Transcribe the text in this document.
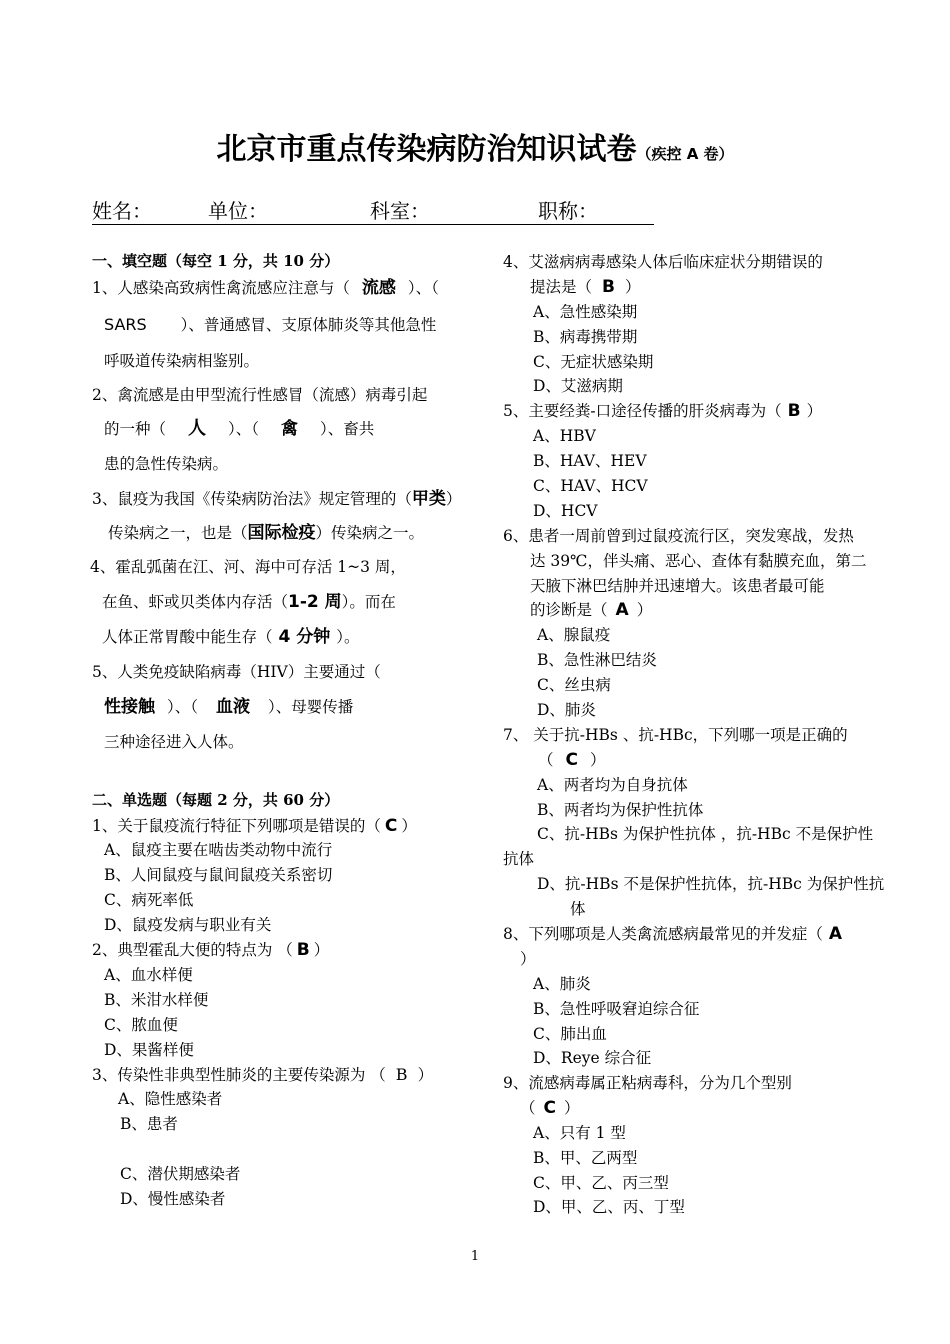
北京市重点传染病防治知识试卷（疾控 A 卷）
姓名：	单位：	科室：	职称：
一、填空题（每空 1 分，共 10 分）
1、人感染高致病性禽流感应注意与（ 流感 ）、（
SARS ）、普通感冒、支原体肺炎等其他急性
呼吸道传染病相鉴别。
2、禽流感是由甲型流行性感冒（流感）病毒引起
的一种（ 人 ）、（ 禽 ）、畜共
患的急性传染病。
3、鼠疫为我国《传染病防治法》规定管理的（甲类）
传染病之一，也是（国际检疫）传染病之一。
4、霍乱弧菌在江、河、海中可存活 1~3 周，
在鱼、虾或贝类体内存活（1-2 周）。而在
人体正常胃酸中能生存（ 4 分钟 ）。
5、人类免疫缺陷病毒（HIV）主要通过（
性接触 ）、（ 血液 ）、母婴传播
三种途径进入人体。
二、单选题（每题 2 分，共 60 分）
1、关于鼠疫流行特征下列哪项是错误的（ C ）
A、鼠疫主要在啮齿类动物中流行
B、人间鼠疫与鼠间鼠疫关系密切
C、病死率低
D、鼠疫发病与职业有关
2、典型霍乱大便的特点为 （ B ）
A、血水样便
B、米泔水样便
C、脓血便
D、果酱样便
3、传染性非典型性肺炎的主要传染源为 （ B ）
A、隐性感染者
B、患者
C、潜伏期感染者
D、慢性感染者
4、艾滋病病毒感染人体后临床症状分期错误的
提法是（ B ）
A、急性感染期
B、病毒携带期
C、无症状感染期
D、艾滋病期
5、主要经粪-口途径传播的肝炎病毒为（ B ）
A、HBV
B、HAV、HEV
C、HAV、HCV
D、HCV
6、患者一周前曾到过鼠疫流行区，突发寒战，发热
达 39℃，伴头痛、恶心、查体有黏膜充血，第二
天腋下淋巴结肿并迅速增大。该患者最可能
的诊断是（ A ）
A、腺鼠疫
B、急性淋巴结炎
C、丝虫病
D、肺炎
7、 关于抗-HBs 、抗-HBc，下列哪一项是正确的
（ C ）
A、两者均为自身抗体
B、两者均为保护性抗体
C、抗-HBs 为保护性抗体 ，抗-HBc 不是保护性
抗体
D、抗-HBs 不是保护性抗体，抗-HBc 为保护性抗
体
8、下列哪项是人类禽流感病最常见的并发症（ A
）
A、肺炎
B、急性呼吸窘迫综合征
C、肺出血
D、Reye 综合征
9、流感病毒属正粘病毒科，分为几个型别
（ C ）
A、只有 1 型
B、甲、乙两型
C、甲、乙、丙三型
D、甲、乙、丙、丁型
1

※ ※ ※

> YOUR TASK
Retype each entry precisely. Skip images entirely.

> CORRECT RESULT
Transcribe the text in this document.
北京市重点传染病防治知识试卷（疾控 A 卷）
姓名：	单位：	科室：	职称：
一、填空题（每空 1 分，共 10 分）
1、人感染高致病性禽流感应注意与（ 流感 ）、（
SARS ）、普通感冒、支原体肺炎等其他急性
呼吸道传染病相鉴别。
2、禽流感是由甲型流行性感冒（流感）病毒引起
的一种（ 人 ）、（ 禽 ）、畜共
患的急性传染病。
3、鼠疫为我国《传染病防治法》规定管理的（甲类）
传染病之一，也是（国际检疫）传染病之一。
4、霍乱弧菌在江、河、海中可存活 1~3 周，
在鱼、虾或贝类体内存活（1-2 周）。而在
人体正常胃酸中能生存（ 4 分钟 ）。
5、人类免疫缺陷病毒（HIV）主要通过（
性接触 ）、（ 血液 ）、母婴传播
三种途径进入人体。
二、单选题（每题 2 分，共 60 分）
1、关于鼠疫流行特征下列哪项是错误的（ C ）
A、鼠疫主要在啮齿类动物中流行
B、人间鼠疫与鼠间鼠疫关系密切
C、病死率低
D、鼠疫发病与职业有关
2、典型霍乱大便的特点为 （ B ）
A、血水样便
B、米泔水样便
C、脓血便
D、果酱样便
3、传染性非典型性肺炎的主要传染源为 （ B ）
A、隐性感染者
B、患者
C、潜伏期感染者
D、慢性感染者
4、艾滋病病毒感染人体后临床症状分期错误的
提法是（ B ）
A、急性感染期
B、病毒携带期
C、无症状感染期
D、艾滋病期
5、主要经粪-口途径传播的肝炎病毒为（ B ）
A、HBV
B、HAV、HEV
C、HAV、HCV
D、HCV
6、患者一周前曾到过鼠疫流行区，突发寒战，发热
达 39℃，伴头痛、恶心、查体有黏膜充血，第二
天腋下淋巴结肿并迅速增大。该患者最可能
的诊断是（ A ）
A、腺鼠疫
B、急性淋巴结炎
C、丝虫病
D、肺炎
7、 关于抗-HBs 、抗-HBc，下列哪一项是正确的
（ C ）
A、两者均为自身抗体
B、两者均为保护性抗体
C、抗-HBs 为保护性抗体 ，抗-HBc 不是保护性
抗体
D、抗-HBs 不是保护性抗体，抗-HBc 为保护性抗
体
8、下列哪项是人类禽流感病最常见的并发症（ A
）
A、肺炎
B、急性呼吸窘迫综合征
C、肺出血
D、Reye 综合征
9、流感病毒属正粘病毒科，分为几个型别
（ C ）
A、只有 1 型
B、甲、乙两型
C、甲、乙、丙三型
D、甲、乙、丙、丁型
1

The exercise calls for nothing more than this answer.